-- EXERCISE DETAILS --
Your task is to transcribe the data in full.

-- Saved data entries --
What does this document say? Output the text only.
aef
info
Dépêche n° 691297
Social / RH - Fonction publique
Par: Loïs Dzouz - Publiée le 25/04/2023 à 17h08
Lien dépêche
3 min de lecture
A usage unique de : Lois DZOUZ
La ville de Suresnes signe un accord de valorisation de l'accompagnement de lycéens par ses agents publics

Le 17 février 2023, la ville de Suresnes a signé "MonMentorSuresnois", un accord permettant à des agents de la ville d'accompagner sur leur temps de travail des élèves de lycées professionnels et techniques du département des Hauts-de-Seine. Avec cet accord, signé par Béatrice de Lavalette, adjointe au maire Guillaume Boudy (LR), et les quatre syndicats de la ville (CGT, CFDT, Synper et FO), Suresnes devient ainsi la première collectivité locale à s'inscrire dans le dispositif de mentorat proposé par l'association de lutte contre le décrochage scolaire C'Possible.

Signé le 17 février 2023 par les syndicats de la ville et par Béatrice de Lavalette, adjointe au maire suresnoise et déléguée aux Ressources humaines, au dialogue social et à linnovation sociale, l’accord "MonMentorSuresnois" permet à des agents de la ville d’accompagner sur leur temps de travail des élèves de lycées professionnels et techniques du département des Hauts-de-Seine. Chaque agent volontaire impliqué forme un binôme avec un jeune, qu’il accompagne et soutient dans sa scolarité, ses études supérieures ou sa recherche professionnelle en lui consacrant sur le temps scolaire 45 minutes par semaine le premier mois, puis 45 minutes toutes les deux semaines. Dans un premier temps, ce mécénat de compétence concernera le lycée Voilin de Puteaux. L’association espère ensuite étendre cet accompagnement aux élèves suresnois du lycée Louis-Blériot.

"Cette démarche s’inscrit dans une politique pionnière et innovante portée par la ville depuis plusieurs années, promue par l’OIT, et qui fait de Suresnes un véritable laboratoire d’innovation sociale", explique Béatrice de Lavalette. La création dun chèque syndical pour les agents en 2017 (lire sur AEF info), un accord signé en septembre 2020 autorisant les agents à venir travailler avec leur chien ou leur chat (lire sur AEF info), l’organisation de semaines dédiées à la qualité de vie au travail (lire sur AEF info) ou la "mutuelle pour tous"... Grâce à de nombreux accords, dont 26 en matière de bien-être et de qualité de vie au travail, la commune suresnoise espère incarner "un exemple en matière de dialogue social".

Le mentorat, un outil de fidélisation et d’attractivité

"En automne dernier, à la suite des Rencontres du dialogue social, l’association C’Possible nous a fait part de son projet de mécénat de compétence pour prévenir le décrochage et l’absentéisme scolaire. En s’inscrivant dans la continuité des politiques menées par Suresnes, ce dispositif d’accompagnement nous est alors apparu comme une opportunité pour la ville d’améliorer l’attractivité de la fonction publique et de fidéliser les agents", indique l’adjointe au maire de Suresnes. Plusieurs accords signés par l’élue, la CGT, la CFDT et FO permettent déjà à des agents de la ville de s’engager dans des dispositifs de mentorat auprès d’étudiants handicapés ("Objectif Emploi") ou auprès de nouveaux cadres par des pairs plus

-- SOLUTION TO THIS EXERCISE --
What does this document say? Output the text only.
aef
info
Dépêche n° 691297
Social / RH - Fonction publique
Par: Loïs Dzouz - Publiée le 25/04/2023 à 17h08
Lien dépêche
3 min de lecture
A usage unique de : Lois DZOUZ
La ville de Suresnes signe un accord de valorisation de l'accompagnement de lycéens par ses agents publics

Le 17 février 2023, la ville de Suresnes a signé "MonMentorSuresnois", un accord permettant à des agents de la ville d'accompagner sur leur temps de travail des élèves de lycées professionnels et techniques du département des Hauts-de-Seine. Avec cet accord, signé par Béatrice de Lavalette, adjointe au maire Guillaume Boudy (LR), et les quatre syndicats de la ville (CGT, CFDT, Synper et FO), Suresnes devient ainsi la première collectivité locale à s'inscrire dans le dispositif de mentorat proposé par l'association de lutte contre le décrochage scolaire C'Possible.

Signé le 17 février 2023 par les syndicats de la ville et par Béatrice de Lavalette, adjointe au maire suresnoise et déléguée aux Ressources humaines, au dialogue social et à linnovation sociale, l’accord "MonMentorSuresnois" permet à des agents de la ville d’accompagner sur leur temps de travail des élèves de lycées professionnels et techniques du département des Hauts-de-Seine. Chaque agent volontaire impliqué forme un binôme avec un jeune, qu’il accompagne et soutient dans sa scolarité, ses études supérieures ou sa recherche professionnelle en lui consacrant sur le temps scolaire 45 minutes par semaine le premier mois, puis 45 minutes toutes les deux semaines. Dans un premier temps, ce mécénat de compétence concernera le lycée Voilin de Puteaux. L’association espère ensuite étendre cet accompagnement aux élèves suresnois du lycée Louis-Blériot.

"Cette démarche s’inscrit dans une politique pionnière et innovante portée par la ville depuis plusieurs années, promue par l’OIT, et qui fait de Suresnes un véritable laboratoire d’innovation sociale", explique Béatrice de Lavalette. La création dun chèque syndical pour les agents en 2017 (lire sur AEF info), un accord signé en septembre 2020 autorisant les agents à venir travailler avec leur chien ou leur chat (lire sur AEF info), l’organisation de semaines dédiées à la qualité de vie au travail (lire sur AEF info) ou la "mutuelle pour tous"... Grâce à de nombreux accords, dont 26 en matière de bien-être et de qualité de vie au travail, la commune suresnoise espère incarner "un exemple en matière de dialogue social".

Le mentorat, un outil de fidélisation et d’attractivité

"En automne dernier, à la suite des Rencontres du dialogue social, l’association C’Possible nous a fait part de son projet de mécénat de compétence pour prévenir le décrochage et l’absentéisme scolaire. En s’inscrivant dans la continuité des politiques menées par Suresnes, ce dispositif d’accompagnement nous est alors apparu comme une opportunité pour la ville d’améliorer l’attractivité de la fonction publique et de fidéliser les agents", indique l’adjointe au maire de Suresnes. Plusieurs accords signés par l’élue, la CGT, la CFDT et FO permettent déjà à des agents de la ville de s’engager dans des dispositifs de mentorat auprès d’étudiants handicapés ("Objectif Emploi") ou auprès de nouveaux cadres par des pairs plus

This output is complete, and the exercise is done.